Request: Show every line that has the string "bahan" in it.

Input material:
_____
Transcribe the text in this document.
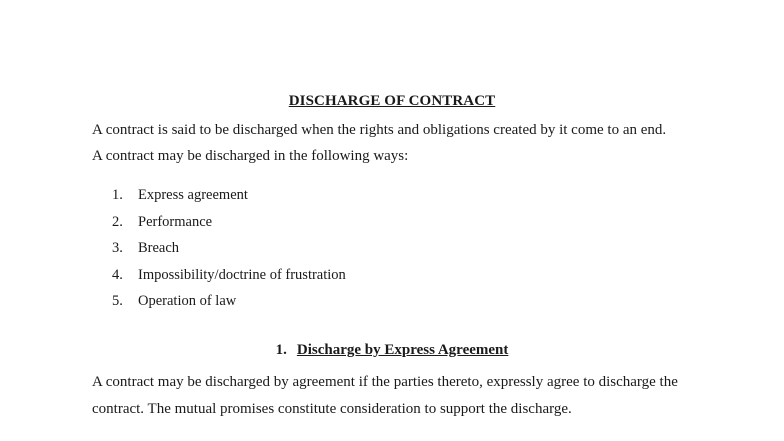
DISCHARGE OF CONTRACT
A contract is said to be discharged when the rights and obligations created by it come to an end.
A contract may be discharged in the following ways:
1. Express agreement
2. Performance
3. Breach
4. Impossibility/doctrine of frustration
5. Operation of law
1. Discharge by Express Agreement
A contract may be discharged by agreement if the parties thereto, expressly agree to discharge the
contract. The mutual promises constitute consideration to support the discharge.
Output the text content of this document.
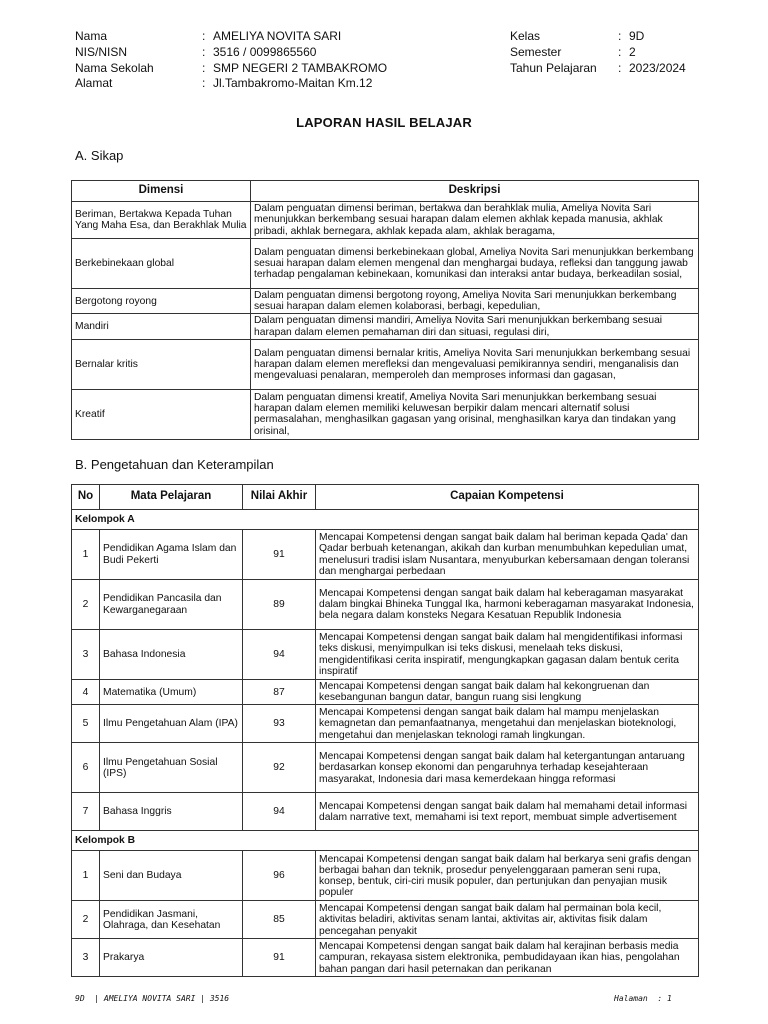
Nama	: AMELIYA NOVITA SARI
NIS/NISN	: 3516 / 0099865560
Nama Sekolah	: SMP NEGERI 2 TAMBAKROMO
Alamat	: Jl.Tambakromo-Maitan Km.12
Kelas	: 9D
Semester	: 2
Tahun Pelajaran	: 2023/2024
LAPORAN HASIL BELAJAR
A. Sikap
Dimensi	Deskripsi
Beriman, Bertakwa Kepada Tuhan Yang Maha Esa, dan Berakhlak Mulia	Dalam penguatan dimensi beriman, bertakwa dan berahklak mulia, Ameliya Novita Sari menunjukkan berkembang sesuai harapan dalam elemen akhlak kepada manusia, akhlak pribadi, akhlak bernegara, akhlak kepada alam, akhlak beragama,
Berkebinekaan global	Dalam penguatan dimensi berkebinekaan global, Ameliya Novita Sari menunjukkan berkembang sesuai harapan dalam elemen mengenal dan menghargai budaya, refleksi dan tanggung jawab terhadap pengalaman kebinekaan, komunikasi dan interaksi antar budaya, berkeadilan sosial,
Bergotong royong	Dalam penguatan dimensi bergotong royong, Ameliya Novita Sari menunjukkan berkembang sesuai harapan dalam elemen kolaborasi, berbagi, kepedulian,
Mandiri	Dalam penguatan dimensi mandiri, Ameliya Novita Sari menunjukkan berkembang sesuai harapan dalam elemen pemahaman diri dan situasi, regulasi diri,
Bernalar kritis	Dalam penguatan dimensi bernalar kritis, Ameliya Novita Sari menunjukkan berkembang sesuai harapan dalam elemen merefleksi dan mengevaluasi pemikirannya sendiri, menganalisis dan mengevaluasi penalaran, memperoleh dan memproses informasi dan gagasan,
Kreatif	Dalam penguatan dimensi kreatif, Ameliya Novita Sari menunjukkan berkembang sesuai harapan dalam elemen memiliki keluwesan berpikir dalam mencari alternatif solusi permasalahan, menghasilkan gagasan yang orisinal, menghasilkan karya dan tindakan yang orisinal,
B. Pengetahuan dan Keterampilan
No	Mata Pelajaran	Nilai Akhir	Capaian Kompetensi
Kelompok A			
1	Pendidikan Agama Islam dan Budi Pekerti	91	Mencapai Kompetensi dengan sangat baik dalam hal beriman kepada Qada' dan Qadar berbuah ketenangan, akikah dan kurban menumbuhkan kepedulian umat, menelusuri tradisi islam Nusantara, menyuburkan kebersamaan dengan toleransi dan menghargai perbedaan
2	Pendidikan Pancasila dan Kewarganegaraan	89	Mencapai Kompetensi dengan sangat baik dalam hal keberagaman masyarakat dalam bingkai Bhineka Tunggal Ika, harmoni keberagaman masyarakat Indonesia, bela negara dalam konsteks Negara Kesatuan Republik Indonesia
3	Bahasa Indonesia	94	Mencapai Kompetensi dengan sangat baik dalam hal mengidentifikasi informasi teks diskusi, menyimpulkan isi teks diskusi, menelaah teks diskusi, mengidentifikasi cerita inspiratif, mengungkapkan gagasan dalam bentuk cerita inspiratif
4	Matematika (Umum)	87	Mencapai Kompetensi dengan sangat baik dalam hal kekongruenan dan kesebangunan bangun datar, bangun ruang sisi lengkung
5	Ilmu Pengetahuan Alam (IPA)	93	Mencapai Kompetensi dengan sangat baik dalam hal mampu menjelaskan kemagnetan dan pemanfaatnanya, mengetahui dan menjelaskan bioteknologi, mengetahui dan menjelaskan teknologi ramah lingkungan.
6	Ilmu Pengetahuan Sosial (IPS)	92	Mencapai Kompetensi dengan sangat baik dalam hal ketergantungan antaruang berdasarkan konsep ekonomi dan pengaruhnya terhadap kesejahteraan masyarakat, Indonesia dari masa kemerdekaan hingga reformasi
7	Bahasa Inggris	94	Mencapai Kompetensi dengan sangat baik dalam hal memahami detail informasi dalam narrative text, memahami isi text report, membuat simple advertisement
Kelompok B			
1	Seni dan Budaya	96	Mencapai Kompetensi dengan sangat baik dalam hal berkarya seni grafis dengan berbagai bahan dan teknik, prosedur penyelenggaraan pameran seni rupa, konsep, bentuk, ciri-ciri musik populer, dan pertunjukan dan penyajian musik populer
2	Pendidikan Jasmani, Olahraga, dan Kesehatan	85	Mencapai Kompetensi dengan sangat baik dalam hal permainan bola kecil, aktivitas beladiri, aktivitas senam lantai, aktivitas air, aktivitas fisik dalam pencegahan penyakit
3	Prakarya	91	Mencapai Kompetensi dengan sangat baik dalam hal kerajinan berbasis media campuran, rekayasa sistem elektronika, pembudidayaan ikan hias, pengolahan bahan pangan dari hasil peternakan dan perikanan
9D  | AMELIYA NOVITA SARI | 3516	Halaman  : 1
_____
Solved problem:
1	Seni dan Budaya	96	Mencapai Kompetensi dengan sangat baik dalam hal berkarya seni grafis dengan berbagai bahan dan teknik, prosedur penyelenggaraan pameran seni rupa, konsep, bentuk, ciri-ciri musik populer, dan pertunjukan dan penyajian musik populer
3	Prakarya	91	Mencapai Kompetensi dengan sangat baik dalam hal kerajinan berbasis media campuran, rekayasa sistem elektronika, pembudidayaan ikan hias, pengolahan bahan pangan dari hasil peternakan dan perikanan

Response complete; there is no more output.